== PROBLEM TO WORK ON ==
Identify the lines that contain the string "this", then copy each of them.

Records from a dataset
....................

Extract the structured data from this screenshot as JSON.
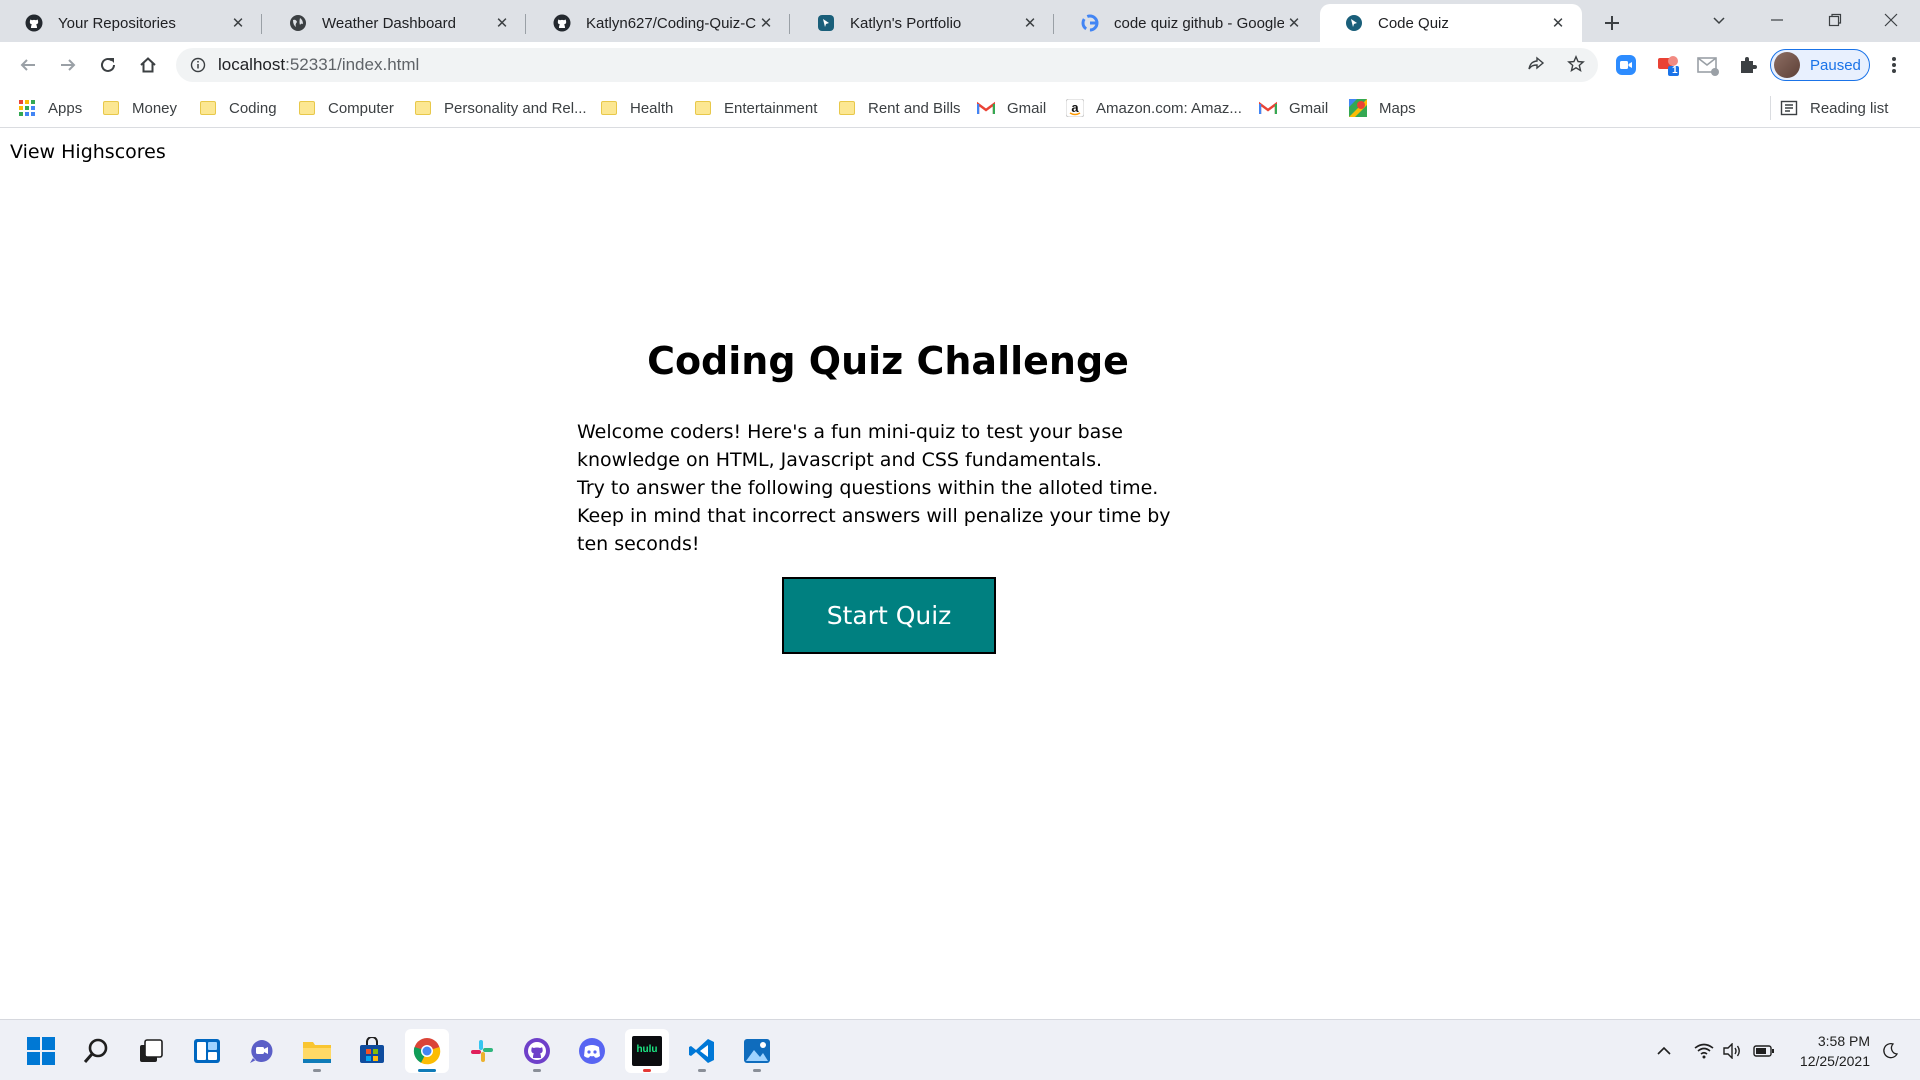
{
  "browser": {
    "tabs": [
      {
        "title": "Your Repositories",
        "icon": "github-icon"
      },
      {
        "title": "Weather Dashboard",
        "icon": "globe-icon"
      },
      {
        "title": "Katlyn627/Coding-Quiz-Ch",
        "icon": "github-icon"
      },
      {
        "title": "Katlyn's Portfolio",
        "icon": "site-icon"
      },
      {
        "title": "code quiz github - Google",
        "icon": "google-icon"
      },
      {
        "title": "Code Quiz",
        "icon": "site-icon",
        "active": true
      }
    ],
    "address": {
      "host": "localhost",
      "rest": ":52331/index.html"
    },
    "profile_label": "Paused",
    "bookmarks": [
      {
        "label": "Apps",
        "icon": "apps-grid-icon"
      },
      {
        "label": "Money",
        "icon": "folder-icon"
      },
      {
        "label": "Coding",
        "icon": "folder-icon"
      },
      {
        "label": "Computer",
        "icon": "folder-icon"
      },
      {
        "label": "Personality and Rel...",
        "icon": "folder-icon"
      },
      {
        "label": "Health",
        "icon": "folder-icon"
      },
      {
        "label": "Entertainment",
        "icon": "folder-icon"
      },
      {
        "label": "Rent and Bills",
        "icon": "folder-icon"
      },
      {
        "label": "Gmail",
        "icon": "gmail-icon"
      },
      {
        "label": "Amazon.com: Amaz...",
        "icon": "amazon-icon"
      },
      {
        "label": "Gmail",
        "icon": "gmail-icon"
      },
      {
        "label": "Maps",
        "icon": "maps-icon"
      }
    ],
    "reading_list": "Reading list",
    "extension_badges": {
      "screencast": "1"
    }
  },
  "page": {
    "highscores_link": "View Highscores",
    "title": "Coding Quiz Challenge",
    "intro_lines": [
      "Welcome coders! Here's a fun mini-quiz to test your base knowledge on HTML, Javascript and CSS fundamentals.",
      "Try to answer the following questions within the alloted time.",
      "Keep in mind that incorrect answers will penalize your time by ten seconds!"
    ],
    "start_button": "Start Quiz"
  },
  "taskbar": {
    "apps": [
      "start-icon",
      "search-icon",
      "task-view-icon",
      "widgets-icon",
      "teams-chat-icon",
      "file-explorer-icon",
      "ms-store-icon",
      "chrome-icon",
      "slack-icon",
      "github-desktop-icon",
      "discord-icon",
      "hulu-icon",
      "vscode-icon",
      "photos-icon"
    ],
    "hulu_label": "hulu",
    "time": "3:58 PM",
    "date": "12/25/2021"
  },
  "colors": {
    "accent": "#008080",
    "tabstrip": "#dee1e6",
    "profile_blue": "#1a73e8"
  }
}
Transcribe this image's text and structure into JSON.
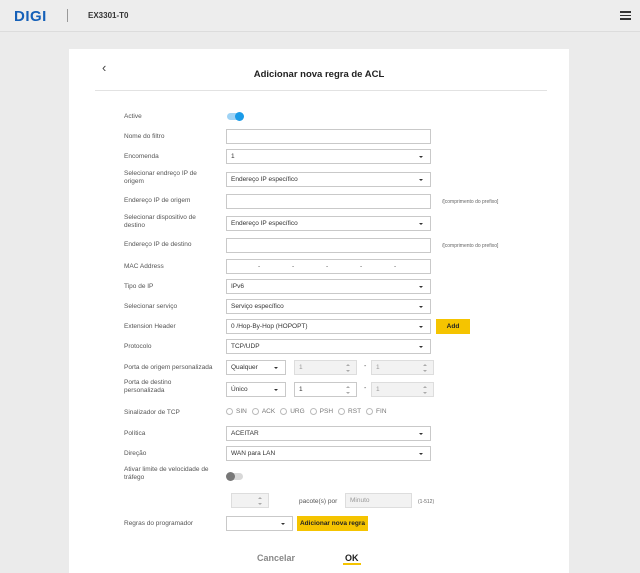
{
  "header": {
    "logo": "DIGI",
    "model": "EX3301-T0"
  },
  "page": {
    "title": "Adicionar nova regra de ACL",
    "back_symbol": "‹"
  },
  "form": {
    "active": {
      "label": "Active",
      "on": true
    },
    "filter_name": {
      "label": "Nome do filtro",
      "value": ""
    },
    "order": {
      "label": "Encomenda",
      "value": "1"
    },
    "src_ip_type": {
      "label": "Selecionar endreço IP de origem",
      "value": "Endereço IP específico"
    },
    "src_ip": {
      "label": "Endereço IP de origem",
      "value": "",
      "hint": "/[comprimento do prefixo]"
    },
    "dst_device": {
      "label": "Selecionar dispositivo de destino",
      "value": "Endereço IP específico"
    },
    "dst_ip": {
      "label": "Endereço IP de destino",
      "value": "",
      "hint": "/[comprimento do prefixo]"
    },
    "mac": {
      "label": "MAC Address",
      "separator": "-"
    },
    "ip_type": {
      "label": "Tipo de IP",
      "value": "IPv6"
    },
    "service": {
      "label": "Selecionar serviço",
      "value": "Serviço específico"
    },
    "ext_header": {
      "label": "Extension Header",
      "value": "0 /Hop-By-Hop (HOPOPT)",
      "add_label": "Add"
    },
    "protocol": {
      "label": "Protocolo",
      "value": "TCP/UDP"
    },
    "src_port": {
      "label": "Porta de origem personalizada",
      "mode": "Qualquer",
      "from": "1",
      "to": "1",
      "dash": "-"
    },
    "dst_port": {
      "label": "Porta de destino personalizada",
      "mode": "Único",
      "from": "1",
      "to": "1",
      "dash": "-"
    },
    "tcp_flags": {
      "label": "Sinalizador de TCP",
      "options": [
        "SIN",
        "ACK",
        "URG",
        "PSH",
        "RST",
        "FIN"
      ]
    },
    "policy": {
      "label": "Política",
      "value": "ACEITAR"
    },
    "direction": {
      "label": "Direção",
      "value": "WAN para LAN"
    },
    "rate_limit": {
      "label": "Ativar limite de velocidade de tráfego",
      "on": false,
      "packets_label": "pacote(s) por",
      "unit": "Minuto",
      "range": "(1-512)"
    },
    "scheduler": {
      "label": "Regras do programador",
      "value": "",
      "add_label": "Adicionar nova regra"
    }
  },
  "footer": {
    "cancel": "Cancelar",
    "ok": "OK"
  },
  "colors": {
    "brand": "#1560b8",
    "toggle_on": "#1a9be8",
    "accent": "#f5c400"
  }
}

....................

== THE REPLY ==
Extract the structured data from this screenshot as JSON.
Transcribe this image's text and structure into JSON.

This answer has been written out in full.